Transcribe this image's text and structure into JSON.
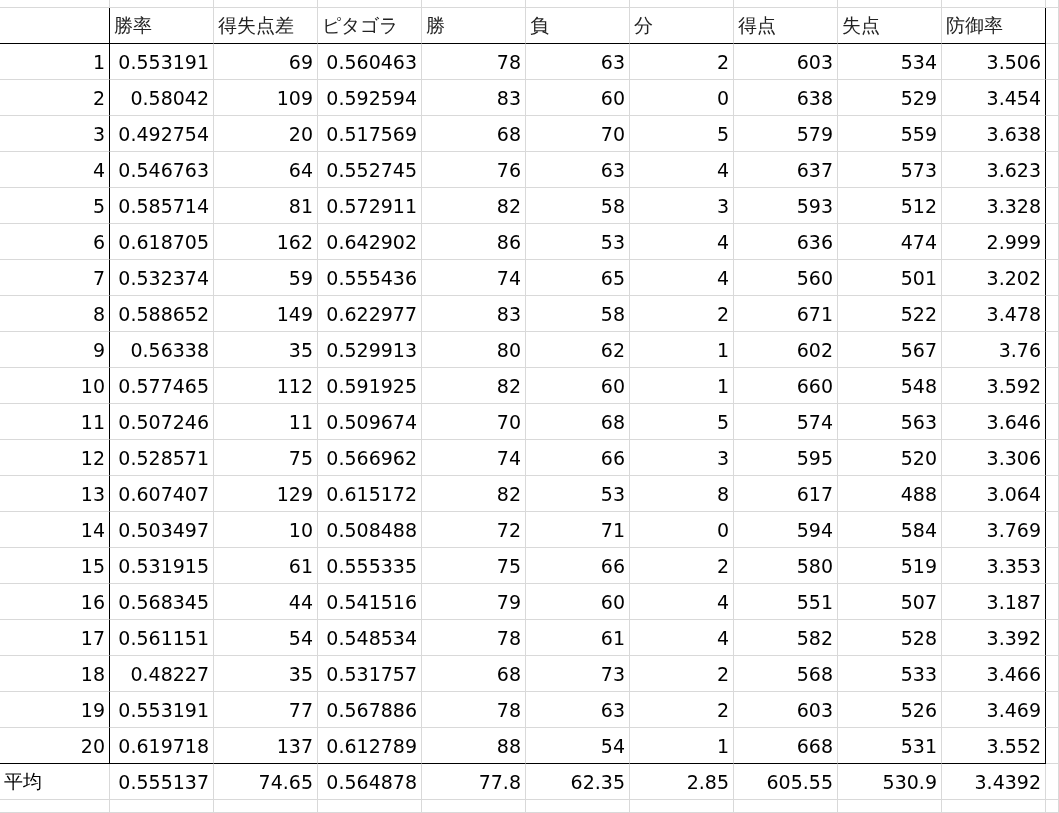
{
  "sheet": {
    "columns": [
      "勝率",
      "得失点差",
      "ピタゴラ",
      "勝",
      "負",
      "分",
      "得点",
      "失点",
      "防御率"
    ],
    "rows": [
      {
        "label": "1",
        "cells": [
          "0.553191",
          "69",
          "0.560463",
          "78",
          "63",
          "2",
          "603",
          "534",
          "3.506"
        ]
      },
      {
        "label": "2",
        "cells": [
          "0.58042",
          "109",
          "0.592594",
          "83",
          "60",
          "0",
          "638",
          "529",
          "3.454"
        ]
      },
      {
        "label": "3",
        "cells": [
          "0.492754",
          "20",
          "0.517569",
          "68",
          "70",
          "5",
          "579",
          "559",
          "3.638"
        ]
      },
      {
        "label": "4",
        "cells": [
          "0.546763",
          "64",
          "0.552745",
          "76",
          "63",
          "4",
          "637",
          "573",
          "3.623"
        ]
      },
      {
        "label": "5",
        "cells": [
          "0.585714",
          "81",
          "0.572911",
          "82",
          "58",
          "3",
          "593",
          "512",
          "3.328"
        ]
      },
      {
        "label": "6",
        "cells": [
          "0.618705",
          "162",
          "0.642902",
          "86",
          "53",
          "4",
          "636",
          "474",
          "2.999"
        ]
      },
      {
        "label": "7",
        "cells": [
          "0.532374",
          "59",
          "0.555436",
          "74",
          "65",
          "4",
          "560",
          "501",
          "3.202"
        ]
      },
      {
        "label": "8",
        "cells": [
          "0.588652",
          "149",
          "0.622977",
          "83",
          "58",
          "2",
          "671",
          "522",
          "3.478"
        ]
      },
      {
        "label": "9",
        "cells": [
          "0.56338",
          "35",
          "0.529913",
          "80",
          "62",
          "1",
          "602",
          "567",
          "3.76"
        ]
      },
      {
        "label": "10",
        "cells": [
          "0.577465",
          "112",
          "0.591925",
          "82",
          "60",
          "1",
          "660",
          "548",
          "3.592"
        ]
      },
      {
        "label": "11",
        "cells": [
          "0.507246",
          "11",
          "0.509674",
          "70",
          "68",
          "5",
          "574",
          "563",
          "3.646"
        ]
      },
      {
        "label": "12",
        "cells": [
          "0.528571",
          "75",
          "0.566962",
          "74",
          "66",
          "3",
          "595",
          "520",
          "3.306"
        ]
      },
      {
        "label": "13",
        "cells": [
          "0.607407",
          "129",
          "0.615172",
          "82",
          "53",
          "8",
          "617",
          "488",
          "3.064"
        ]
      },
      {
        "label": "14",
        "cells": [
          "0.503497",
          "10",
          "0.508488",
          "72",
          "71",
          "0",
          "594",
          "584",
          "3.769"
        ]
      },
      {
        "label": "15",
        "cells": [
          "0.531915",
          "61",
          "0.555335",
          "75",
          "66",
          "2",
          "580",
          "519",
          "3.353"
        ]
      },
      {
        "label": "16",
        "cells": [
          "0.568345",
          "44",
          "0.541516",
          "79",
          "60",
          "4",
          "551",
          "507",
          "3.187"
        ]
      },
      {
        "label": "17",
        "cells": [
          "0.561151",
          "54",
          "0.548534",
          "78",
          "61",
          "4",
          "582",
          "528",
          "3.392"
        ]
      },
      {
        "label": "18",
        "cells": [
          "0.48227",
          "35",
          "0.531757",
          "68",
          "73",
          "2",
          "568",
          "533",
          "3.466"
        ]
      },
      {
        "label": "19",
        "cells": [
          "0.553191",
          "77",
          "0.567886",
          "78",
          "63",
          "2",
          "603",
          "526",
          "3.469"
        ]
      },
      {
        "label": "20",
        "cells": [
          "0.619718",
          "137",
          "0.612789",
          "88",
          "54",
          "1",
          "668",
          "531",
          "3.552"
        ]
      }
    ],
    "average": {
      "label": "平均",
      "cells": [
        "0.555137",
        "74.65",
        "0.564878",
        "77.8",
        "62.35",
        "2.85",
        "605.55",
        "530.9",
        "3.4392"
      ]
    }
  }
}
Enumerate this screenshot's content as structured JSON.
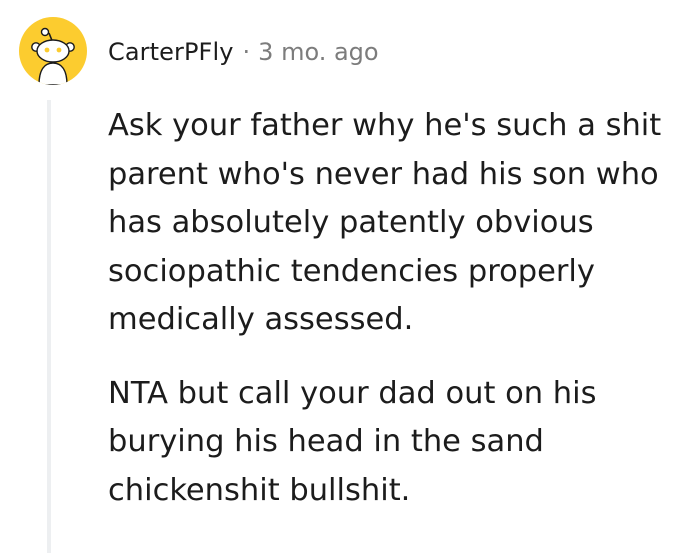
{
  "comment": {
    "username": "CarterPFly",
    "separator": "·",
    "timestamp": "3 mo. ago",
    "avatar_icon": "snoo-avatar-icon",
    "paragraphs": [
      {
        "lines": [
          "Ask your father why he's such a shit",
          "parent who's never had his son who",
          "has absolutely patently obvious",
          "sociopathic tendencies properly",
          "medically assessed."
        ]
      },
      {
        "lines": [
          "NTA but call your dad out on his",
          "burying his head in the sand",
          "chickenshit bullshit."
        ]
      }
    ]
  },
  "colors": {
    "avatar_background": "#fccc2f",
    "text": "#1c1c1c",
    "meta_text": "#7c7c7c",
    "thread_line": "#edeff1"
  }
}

◆ ◆ ◆ ◆

Problem to work on: From the entries above, extract each line containing "your".

Correct response:
          "Ask your father why he's such a shit",
          "NTA but call your dad out on his",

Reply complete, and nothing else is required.